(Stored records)
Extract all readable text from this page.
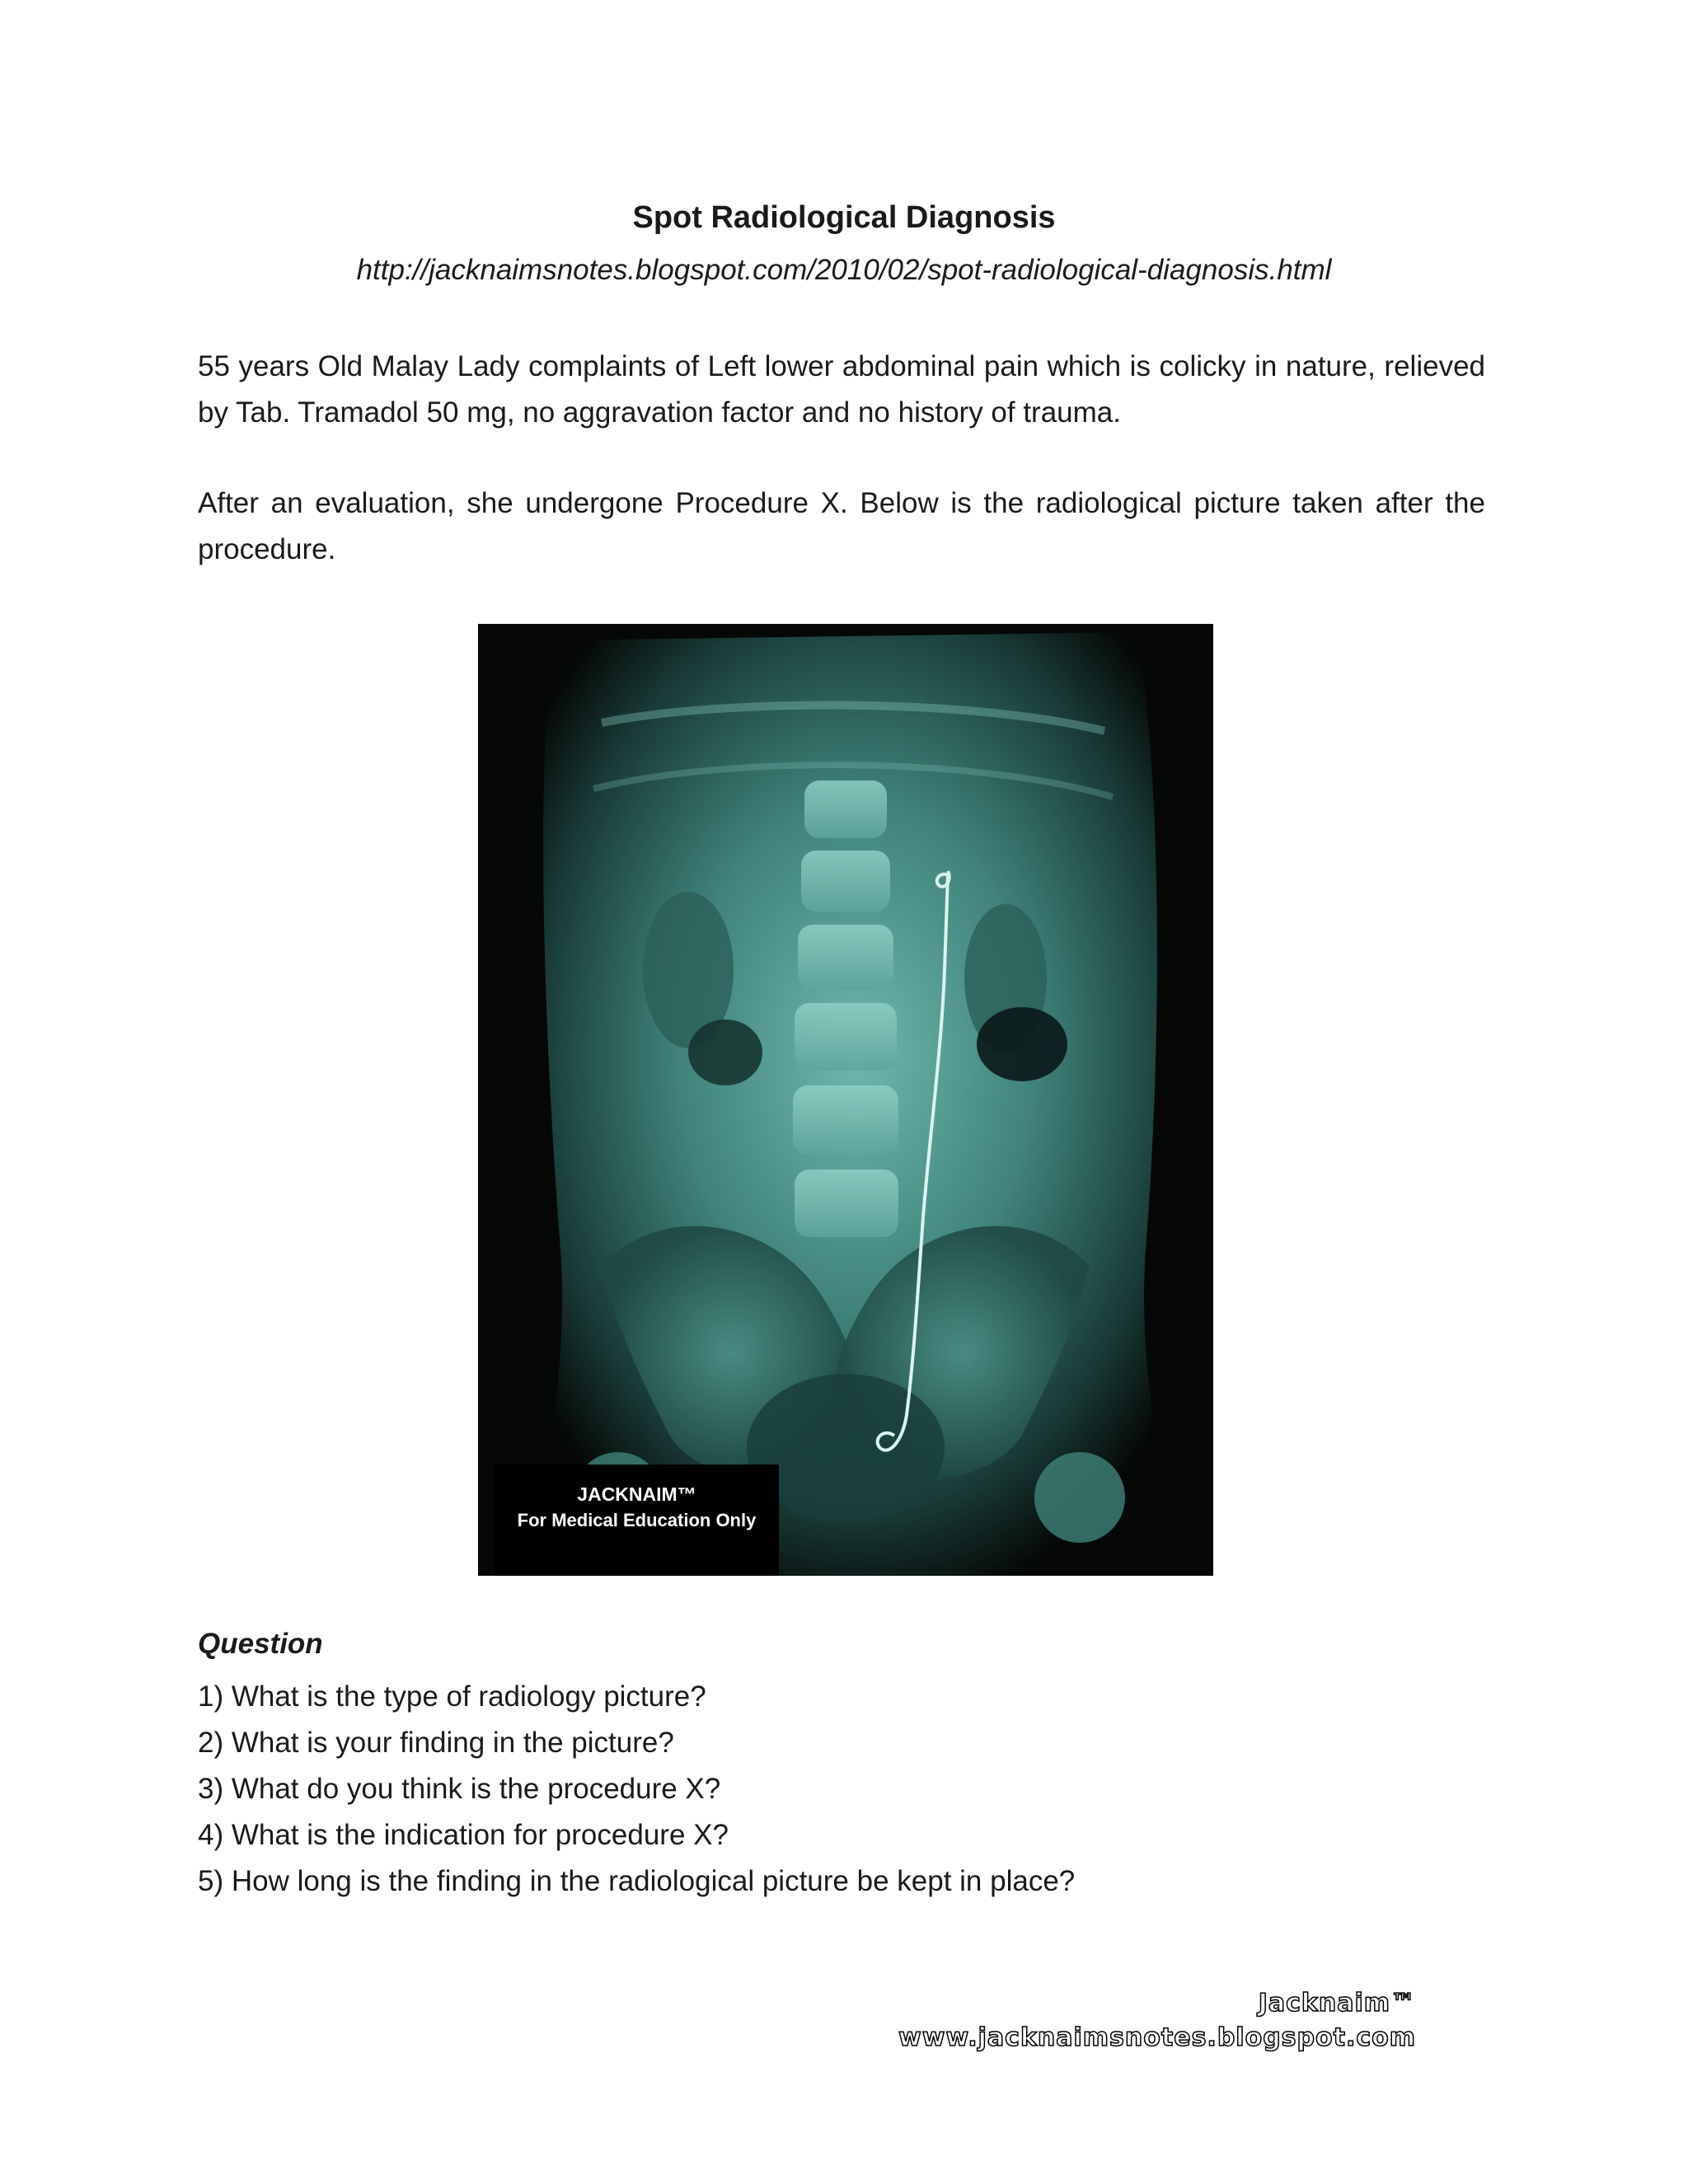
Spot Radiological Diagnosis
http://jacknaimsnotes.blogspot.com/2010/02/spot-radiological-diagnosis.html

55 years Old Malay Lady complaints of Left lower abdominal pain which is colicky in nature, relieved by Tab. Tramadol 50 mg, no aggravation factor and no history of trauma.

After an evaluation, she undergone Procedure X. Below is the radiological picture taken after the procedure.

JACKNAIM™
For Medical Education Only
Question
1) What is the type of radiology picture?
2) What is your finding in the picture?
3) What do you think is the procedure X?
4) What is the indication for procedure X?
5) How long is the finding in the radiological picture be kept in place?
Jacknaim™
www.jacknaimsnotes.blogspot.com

* * *

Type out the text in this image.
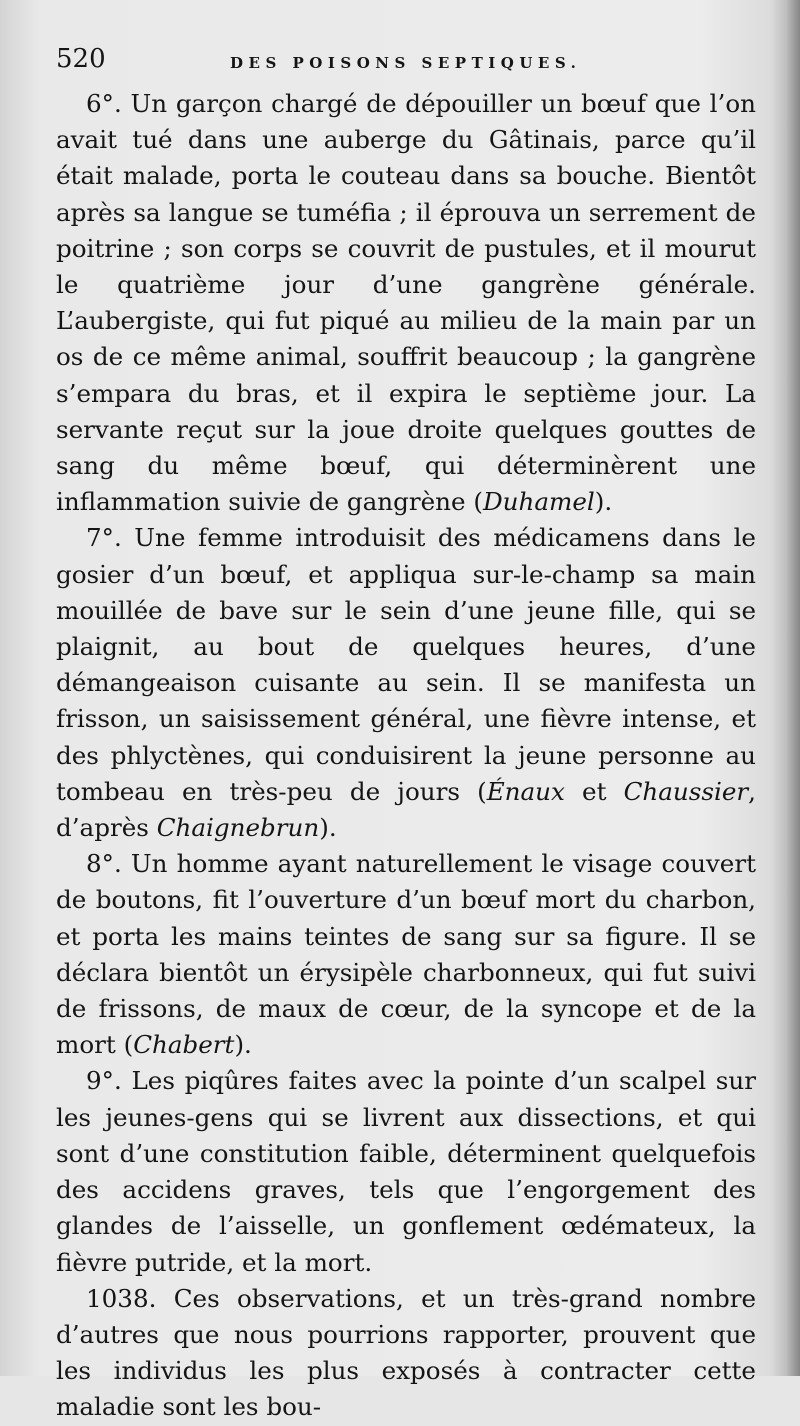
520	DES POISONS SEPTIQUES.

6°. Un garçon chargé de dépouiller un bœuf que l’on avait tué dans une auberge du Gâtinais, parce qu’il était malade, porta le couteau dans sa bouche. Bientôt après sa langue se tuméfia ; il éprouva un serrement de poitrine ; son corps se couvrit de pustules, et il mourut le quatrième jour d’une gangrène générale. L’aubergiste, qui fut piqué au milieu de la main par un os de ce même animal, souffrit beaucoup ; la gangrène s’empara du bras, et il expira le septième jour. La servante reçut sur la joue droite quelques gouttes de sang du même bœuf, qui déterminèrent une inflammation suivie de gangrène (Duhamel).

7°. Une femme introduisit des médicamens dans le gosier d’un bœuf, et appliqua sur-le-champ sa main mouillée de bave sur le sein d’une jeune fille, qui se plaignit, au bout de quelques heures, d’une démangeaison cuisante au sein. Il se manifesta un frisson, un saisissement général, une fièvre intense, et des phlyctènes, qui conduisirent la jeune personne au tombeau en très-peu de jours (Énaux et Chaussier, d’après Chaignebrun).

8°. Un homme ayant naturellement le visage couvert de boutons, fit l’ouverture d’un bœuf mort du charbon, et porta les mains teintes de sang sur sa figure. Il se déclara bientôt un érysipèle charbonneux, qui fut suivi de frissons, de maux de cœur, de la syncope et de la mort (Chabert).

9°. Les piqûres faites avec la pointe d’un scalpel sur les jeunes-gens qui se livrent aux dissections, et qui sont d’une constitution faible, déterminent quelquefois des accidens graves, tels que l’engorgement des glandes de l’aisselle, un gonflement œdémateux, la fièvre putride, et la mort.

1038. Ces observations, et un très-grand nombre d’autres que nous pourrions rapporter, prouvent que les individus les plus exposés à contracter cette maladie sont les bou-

Directions:
State the count of lines that contain the string "finding". Nothing else is needed.

Solution:
2